Below are records. Copy every line with "habitat" in it.
>> start Items
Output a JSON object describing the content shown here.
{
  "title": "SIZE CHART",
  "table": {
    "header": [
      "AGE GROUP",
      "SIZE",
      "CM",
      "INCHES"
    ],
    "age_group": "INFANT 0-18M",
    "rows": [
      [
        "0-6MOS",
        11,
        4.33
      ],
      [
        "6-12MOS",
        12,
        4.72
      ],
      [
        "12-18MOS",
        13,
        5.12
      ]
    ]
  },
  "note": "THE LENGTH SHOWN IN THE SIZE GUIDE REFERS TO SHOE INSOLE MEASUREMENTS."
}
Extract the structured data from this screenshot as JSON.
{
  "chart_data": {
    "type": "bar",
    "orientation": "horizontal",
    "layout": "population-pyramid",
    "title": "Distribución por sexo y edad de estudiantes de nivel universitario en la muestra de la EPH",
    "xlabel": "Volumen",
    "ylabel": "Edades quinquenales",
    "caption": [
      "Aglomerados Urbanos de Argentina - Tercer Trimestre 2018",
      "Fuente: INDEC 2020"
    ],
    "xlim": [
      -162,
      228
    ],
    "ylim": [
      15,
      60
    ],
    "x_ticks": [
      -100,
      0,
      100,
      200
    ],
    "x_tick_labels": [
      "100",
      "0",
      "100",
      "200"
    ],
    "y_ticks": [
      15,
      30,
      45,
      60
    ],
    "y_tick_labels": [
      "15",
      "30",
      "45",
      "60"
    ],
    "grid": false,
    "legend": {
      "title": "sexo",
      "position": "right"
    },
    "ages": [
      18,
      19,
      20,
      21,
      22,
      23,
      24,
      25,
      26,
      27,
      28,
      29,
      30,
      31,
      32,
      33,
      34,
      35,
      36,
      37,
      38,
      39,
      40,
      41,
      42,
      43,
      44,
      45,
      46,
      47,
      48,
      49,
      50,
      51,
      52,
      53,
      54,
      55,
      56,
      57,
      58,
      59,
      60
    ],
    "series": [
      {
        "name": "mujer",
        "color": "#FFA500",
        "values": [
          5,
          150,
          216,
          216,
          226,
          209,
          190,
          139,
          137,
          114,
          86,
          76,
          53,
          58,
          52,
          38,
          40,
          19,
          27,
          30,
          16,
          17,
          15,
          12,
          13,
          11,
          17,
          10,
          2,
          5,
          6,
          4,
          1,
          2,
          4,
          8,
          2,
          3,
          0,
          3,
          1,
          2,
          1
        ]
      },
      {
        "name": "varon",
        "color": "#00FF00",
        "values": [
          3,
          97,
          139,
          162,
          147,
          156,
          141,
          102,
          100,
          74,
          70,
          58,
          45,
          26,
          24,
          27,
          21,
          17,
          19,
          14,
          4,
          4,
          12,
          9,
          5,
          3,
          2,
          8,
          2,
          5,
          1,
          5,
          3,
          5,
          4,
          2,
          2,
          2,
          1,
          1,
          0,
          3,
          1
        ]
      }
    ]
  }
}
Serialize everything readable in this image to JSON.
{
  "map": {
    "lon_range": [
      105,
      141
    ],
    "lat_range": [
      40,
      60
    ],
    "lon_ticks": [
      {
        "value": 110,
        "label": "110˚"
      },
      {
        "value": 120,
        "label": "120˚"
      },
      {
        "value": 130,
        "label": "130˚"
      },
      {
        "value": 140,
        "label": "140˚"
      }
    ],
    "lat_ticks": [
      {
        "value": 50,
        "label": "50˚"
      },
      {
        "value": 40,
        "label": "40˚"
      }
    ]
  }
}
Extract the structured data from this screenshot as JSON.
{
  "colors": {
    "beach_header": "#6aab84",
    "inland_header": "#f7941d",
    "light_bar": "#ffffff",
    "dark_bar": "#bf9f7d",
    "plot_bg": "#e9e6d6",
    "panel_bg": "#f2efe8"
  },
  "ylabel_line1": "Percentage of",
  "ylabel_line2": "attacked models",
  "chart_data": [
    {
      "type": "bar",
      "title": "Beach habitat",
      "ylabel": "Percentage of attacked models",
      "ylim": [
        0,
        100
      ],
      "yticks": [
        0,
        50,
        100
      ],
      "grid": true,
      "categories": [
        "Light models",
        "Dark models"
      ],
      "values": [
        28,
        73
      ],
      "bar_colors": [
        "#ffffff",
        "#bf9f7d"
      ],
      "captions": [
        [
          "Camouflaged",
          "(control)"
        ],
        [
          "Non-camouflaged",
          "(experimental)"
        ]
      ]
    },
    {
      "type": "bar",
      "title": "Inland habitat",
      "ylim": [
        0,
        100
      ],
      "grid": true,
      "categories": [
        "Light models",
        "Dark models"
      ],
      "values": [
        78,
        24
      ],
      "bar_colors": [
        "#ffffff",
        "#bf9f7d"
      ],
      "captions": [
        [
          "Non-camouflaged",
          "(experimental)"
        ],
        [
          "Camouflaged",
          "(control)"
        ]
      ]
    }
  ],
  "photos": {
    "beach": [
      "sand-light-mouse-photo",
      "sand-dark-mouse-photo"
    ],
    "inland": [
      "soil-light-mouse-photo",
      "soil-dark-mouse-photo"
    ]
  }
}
>> end Items
→ Exercise response:
      "title": "Beach habitat",
      "title": "Inland habitat",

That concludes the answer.